— Start of Data for this exercise —

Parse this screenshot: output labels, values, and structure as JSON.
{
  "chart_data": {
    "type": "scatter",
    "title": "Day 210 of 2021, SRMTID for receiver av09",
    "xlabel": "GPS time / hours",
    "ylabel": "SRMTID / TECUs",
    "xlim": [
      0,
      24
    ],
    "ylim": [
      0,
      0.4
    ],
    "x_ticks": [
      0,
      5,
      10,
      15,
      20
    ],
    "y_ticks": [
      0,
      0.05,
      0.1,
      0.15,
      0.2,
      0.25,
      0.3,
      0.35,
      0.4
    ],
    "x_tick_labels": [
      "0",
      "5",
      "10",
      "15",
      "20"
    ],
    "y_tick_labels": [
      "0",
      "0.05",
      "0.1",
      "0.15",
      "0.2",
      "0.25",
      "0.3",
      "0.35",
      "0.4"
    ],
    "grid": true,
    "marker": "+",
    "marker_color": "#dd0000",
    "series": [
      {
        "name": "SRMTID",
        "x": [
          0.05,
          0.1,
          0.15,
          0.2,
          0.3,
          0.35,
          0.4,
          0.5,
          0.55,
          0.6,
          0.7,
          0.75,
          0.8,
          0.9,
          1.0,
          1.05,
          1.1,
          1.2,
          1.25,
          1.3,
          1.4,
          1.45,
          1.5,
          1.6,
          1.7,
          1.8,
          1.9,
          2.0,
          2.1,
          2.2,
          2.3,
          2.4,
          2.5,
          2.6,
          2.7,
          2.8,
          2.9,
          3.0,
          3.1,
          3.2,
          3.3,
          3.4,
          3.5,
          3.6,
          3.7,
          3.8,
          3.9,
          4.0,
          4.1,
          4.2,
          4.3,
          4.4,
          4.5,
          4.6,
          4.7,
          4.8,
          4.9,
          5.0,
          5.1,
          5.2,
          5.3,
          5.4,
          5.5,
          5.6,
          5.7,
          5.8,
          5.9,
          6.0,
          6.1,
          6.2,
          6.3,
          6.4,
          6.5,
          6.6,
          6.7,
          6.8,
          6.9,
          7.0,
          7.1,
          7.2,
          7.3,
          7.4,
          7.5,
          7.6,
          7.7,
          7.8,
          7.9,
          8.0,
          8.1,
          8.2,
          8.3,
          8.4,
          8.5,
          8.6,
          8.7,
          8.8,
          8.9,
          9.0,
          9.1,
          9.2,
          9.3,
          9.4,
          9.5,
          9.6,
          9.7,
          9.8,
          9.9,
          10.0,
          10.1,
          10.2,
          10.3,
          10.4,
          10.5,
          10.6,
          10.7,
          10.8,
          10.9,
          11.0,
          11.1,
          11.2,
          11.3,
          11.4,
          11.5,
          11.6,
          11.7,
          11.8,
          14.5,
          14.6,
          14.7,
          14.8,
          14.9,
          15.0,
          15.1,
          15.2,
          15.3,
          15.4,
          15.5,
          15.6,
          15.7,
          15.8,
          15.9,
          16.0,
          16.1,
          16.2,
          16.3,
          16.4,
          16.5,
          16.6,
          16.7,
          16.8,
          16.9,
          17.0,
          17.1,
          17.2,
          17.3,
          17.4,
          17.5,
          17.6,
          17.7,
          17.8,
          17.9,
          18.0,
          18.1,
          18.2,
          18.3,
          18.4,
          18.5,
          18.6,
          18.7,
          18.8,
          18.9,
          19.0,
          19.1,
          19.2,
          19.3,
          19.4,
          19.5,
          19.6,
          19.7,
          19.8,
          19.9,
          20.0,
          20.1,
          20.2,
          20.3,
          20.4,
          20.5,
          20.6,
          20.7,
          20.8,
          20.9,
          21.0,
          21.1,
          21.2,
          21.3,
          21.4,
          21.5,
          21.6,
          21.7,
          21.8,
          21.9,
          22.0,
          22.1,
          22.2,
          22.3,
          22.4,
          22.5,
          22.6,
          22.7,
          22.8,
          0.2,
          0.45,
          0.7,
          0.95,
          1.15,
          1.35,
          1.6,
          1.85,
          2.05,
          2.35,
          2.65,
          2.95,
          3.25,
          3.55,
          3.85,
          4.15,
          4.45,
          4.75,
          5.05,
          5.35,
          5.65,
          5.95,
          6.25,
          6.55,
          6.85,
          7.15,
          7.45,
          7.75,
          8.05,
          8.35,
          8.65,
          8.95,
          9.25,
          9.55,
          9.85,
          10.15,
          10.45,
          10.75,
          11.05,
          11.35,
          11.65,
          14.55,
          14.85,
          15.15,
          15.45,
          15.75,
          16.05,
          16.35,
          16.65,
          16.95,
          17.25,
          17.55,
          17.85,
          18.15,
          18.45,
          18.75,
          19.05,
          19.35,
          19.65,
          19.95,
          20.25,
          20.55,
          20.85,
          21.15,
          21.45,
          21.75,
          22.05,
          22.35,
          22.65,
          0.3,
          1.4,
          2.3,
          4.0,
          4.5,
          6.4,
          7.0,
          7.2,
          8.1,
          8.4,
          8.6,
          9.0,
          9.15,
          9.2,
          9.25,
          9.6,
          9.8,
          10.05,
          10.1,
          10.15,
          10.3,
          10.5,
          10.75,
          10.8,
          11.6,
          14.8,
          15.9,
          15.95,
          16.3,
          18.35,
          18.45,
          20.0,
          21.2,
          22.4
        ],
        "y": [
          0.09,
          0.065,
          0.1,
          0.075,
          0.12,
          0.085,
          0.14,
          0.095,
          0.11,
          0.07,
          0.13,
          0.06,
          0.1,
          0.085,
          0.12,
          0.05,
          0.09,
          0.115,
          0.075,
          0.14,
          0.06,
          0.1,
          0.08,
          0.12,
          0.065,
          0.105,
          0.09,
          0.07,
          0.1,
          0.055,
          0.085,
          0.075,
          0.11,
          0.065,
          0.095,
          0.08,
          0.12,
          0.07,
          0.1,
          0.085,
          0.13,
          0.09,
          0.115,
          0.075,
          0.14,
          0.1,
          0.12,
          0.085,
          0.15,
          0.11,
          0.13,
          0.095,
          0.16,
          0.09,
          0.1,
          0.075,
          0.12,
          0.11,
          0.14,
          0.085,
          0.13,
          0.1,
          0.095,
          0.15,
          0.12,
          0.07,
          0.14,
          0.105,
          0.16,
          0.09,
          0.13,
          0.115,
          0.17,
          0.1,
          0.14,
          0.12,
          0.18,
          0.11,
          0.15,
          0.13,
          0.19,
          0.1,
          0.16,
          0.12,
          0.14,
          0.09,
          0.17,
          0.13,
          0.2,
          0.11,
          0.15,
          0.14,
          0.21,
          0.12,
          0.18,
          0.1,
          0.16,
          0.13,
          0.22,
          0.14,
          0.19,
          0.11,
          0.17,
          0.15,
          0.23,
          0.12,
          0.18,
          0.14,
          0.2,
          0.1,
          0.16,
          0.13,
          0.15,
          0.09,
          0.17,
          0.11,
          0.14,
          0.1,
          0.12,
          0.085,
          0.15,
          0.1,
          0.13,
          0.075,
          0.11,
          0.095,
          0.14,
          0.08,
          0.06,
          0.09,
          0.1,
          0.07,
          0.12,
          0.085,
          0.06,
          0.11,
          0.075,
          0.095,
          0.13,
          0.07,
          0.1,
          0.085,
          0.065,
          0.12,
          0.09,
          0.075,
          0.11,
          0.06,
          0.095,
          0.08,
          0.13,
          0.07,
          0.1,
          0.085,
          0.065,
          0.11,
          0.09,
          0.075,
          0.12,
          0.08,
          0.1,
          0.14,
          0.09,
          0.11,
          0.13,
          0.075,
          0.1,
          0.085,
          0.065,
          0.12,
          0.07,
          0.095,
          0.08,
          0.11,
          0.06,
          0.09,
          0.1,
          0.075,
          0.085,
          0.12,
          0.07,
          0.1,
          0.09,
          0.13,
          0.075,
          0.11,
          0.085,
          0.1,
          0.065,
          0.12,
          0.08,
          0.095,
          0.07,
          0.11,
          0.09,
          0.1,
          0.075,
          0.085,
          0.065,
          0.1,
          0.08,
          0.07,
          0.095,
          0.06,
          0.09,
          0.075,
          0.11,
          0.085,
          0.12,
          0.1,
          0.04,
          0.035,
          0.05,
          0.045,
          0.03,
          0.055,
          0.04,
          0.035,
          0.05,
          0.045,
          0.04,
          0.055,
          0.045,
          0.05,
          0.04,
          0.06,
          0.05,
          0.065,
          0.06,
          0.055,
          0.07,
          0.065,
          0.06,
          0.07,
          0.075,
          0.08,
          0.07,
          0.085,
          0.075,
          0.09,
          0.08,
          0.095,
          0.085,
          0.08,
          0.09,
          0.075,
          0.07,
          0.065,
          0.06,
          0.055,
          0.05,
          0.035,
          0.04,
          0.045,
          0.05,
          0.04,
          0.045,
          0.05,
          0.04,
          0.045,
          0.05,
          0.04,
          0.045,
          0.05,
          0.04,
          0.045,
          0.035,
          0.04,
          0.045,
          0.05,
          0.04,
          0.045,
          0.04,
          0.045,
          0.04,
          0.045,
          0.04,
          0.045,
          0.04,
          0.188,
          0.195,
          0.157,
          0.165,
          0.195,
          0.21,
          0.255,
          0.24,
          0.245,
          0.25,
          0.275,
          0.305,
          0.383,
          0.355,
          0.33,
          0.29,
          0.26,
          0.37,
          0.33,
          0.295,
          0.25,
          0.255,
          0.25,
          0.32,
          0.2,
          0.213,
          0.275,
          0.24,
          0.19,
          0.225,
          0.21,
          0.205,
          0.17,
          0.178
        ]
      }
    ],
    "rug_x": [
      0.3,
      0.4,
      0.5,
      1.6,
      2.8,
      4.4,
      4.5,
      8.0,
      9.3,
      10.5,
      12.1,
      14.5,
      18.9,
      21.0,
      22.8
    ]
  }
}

— End of Data for this exercise —

Given problem: Exactly how many lines contain "SRMTID"? State the number and nothing else.

Task solution: 3